▶ _DO THIS_: Reproduce all entries verbatim, with nothing added or dropped.

--- start ---

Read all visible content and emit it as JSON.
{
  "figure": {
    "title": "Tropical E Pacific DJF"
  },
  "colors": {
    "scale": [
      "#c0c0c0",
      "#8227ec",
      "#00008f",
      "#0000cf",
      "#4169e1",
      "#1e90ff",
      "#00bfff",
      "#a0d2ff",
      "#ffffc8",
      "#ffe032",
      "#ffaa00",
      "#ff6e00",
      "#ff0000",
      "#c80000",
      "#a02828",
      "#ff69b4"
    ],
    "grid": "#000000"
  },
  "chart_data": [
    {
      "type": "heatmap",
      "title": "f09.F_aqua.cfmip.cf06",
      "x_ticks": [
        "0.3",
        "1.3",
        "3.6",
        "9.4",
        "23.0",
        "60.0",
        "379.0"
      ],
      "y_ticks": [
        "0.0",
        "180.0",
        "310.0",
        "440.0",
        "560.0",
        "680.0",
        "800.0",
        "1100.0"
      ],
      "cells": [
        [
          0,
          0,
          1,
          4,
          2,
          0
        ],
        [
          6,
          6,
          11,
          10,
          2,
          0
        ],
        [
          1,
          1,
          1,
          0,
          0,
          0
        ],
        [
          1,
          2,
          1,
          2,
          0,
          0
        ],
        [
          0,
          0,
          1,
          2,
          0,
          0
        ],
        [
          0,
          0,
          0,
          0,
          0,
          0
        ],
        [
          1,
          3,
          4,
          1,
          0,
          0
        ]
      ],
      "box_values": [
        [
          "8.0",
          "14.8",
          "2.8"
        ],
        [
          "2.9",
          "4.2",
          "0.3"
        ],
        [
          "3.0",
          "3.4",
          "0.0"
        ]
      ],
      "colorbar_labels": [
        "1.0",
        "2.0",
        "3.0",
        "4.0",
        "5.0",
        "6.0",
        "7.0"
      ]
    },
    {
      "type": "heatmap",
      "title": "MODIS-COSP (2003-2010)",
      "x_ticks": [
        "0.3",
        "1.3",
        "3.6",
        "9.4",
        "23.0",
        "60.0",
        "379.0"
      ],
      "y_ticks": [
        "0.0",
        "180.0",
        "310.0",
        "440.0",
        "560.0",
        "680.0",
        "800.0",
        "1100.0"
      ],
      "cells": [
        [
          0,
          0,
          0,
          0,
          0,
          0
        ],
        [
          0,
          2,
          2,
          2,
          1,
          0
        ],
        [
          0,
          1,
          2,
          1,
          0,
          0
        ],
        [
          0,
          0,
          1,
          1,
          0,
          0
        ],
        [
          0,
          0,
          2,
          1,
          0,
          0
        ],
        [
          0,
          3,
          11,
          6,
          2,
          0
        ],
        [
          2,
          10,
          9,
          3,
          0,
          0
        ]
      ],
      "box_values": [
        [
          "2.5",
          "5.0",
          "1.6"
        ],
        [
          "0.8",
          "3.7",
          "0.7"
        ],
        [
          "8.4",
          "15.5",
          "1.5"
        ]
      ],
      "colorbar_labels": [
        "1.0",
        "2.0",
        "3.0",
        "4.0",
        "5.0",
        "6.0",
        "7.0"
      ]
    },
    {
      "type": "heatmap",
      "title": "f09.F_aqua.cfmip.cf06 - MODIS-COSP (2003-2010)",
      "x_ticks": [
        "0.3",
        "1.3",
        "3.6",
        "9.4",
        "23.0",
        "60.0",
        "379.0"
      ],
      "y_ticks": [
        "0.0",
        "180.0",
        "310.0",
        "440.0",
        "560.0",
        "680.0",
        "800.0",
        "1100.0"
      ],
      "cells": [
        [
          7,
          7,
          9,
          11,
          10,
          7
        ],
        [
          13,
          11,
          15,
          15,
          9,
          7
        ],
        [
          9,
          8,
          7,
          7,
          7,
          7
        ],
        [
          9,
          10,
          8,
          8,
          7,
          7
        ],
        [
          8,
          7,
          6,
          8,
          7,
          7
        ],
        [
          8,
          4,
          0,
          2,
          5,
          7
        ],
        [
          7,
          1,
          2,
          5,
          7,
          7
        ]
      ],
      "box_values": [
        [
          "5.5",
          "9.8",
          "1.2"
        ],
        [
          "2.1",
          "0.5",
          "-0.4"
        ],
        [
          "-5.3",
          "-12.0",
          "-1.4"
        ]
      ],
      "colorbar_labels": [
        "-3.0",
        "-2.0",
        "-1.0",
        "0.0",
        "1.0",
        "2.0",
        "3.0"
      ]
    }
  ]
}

--- end ---

▶ _SOLUTION FOR THIS PROBLEM_:
Read all visible content and emit it as JSON.
{
  "figure": {
    "title": "Tropical E Pacific DJF"
  },
  "colors": {
    "scale": [
      "#c0c0c0",
      "#8227ec",
      "#00008f",
      "#0000cf",
      "#4169e1",
      "#1e90ff",
      "#00bfff",
      "#a0d2ff",
      "#ffffc8",
      "#ffe032",
      "#ffaa00",
      "#ff6e00",
      "#ff0000",
      "#c80000",
      "#a02828",
      "#ff69b4"
    ],
    "grid": "#000000"
  },
  "chart_data": [
    {
      "type": "heatmap",
      "title": "f09.F_aqua.cfmip.cf06",
      "x_ticks": [
        "0.3",
        "1.3",
        "3.6",
        "9.4",
        "23.0",
        "60.0",
        "379.0"
      ],
      "y_ticks": [
        "0.0",
        "180.0",
        "310.0",
        "440.0",
        "560.0",
        "680.0",
        "800.0",
        "1100.0"
      ],
      "cells": [
        [
          0,
          0,
          1,
          4,
          2,
          0
        ],
        [
          6,
          6,
          11,
          10,
          2,
          0
        ],
        [
          1,
          1,
          1,
          0,
          0,
          0
        ],
        [
          1,
          2,
          1,
          2,
          0,
          0
        ],
        [
          0,
          0,
          1,
          2,
          0,
          0
        ],
        [
          0,
          0,
          0,
          0,
          0,
          0
        ],
        [
          1,
          3,
          4,
          1,
          0,
          0
        ]
      ],
      "box_values": [
        [
          "8.0",
          "14.8",
          "2.8"
        ],
        [
          "2.9",
          "4.2",
          "0.3"
        ],
        [
          "3.0",
          "3.4",
          "0.0"
        ]
      ],
      "colorbar_labels": [
        "1.0",
        "2.0",
        "3.0",
        "4.0",
        "5.0",
        "6.0",
        "7.0"
      ]
    },
    {
      "type": "heatmap",
      "title": "MODIS-COSP (2003-2010)",
      "x_ticks": [
        "0.3",
        "1.3",
        "3.6",
        "9.4",
        "23.0",
        "60.0",
        "379.0"
      ],
      "y_ticks": [
        "0.0",
        "180.0",
        "310.0",
        "440.0",
        "560.0",
        "680.0",
        "800.0",
        "1100.0"
      ],
      "cells": [
        [
          0,
          0,
          0,
          0,
          0,
          0
        ],
        [
          0,
          2,
          2,
          2,
          1,
          0
        ],
        [
          0,
          1,
          2,
          1,
          0,
          0
        ],
        [
          0,
          0,
          1,
          1,
          0,
          0
        ],
        [
          0,
          0,
          2,
          1,
          0,
          0
        ],
        [
          0,
          3,
          11,
          6,
          2,
          0
        ],
        [
          2,
          10,
          9,
          3,
          0,
          0
        ]
      ],
      "box_values": [
        [
          "2.5",
          "5.0",
          "1.6"
        ],
        [
          "0.8",
          "3.7",
          "0.7"
        ],
        [
          "8.4",
          "15.5",
          "1.5"
        ]
      ],
      "colorbar_labels": [
        "1.0",
        "2.0",
        "3.0",
        "4.0",
        "5.0",
        "6.0",
        "7.0"
      ]
    },
    {
      "type": "heatmap",
      "title": "f09.F_aqua.cfmip.cf06 - MODIS-COSP (2003-2010)",
      "x_ticks": [
        "0.3",
        "1.3",
        "3.6",
        "9.4",
        "23.0",
        "60.0",
        "379.0"
      ],
      "y_ticks": [
        "0.0",
        "180.0",
        "310.0",
        "440.0",
        "560.0",
        "680.0",
        "800.0",
        "1100.0"
      ],
      "cells": [
        [
          7,
          7,
          9,
          11,
          10,
          7
        ],
        [
          13,
          11,
          15,
          15,
          9,
          7
        ],
        [
          9,
          8,
          7,
          7,
          7,
          7
        ],
        [
          9,
          10,
          8,
          8,
          7,
          7
        ],
        [
          8,
          7,
          6,
          8,
          7,
          7
        ],
        [
          8,
          4,
          0,
          2,
          5,
          7
        ],
        [
          7,
          1,
          2,
          5,
          7,
          7
        ]
      ],
      "box_values": [
        [
          "5.5",
          "9.8",
          "1.2"
        ],
        [
          "2.1",
          "0.5",
          "-0.4"
        ],
        [
          "-5.3",
          "-12.0",
          "-1.4"
        ]
      ],
      "colorbar_labels": [
        "-3.0",
        "-2.0",
        "-1.0",
        "0.0",
        "1.0",
        "2.0",
        "3.0"
      ]
    }
  ]
}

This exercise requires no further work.